§ Goal
Reproduce the listing below verbatim.

§ Records for processing
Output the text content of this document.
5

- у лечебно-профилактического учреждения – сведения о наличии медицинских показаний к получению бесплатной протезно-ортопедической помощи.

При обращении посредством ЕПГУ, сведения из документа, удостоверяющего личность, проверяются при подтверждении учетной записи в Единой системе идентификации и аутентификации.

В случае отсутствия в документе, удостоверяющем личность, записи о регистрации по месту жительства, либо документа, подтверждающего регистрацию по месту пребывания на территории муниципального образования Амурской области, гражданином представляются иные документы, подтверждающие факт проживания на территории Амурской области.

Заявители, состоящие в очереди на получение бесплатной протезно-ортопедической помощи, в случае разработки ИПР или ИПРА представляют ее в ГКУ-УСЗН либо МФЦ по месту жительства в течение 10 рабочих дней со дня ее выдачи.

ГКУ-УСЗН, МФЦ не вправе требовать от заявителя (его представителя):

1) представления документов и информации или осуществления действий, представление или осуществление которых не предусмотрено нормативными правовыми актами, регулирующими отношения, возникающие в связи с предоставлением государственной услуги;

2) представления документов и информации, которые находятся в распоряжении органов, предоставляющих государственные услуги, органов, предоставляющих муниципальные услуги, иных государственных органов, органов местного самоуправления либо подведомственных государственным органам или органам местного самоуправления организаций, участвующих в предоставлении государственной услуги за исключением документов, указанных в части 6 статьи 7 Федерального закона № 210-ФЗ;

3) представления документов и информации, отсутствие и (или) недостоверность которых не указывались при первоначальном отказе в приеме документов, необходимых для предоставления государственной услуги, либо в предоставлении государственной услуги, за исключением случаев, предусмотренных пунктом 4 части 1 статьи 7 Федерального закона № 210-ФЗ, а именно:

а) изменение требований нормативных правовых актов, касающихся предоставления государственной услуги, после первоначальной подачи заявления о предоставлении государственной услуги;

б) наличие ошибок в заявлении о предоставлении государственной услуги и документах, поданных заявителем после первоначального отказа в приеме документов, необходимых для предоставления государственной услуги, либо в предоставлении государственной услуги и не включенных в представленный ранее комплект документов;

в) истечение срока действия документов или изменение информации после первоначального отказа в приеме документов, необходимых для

§ Response to this task
Output the text content of this document.
5

- у лечебно-профилактического учреждения – сведения о наличии медицинских показаний к получению бесплатной протезно-ортопедической помощи.

При обращении посредством ЕПГУ, сведения из документа, удостоверяющего личность, проверяются при подтверждении учетной записи в Единой системе идентификации и аутентификации.

В случае отсутствия в документе, удостоверяющем личность, записи о регистрации по месту жительства, либо документа, подтверждающего регистрацию по месту пребывания на территории муниципального образования Амурской области, гражданином представляются иные документы, подтверждающие факт проживания на территории Амурской области.

Заявители, состоящие в очереди на получение бесплатной протезно-ортопедической помощи, в случае разработки ИПР или ИПРА представляют ее в ГКУ-УСЗН либо МФЦ по месту жительства в течение 10 рабочих дней со дня ее выдачи.

ГКУ-УСЗН, МФЦ не вправе требовать от заявителя (его представителя):

1) представления документов и информации или осуществления действий, представление или осуществление которых не предусмотрено нормативными правовыми актами, регулирующими отношения, возникающие в связи с предоставлением государственной услуги;

2) представления документов и информации, которые находятся в распоряжении органов, предоставляющих государственные услуги, органов, предоставляющих муниципальные услуги, иных государственных органов, органов местного самоуправления либо подведомственных государственным органам или органам местного самоуправления организаций, участвующих в предоставлении государственной услуги за исключением документов, указанных в части 6 статьи 7 Федерального закона № 210-ФЗ;

3) представления документов и информации, отсутствие и (или) недостоверность которых не указывались при первоначальном отказе в приеме документов, необходимых для предоставления государственной услуги, либо в предоставлении государственной услуги, за исключением случаев, предусмотренных пунктом 4 части 1 статьи 7 Федерального закона № 210-ФЗ, а именно:

а) изменение требований нормативных правовых актов, касающихся предоставления государственной услуги, после первоначальной подачи заявления о предоставлении государственной услуги;

б) наличие ошибок в заявлении о предоставлении государственной услуги и документах, поданных заявителем после первоначального отказа в приеме документов, необходимых для предоставления государственной услуги, либо в предоставлении государственной услуги и не включенных в представленный ранее комплект документов;

в) истечение срока действия документов или изменение информации после первоначального отказа в приеме документов, необходимых для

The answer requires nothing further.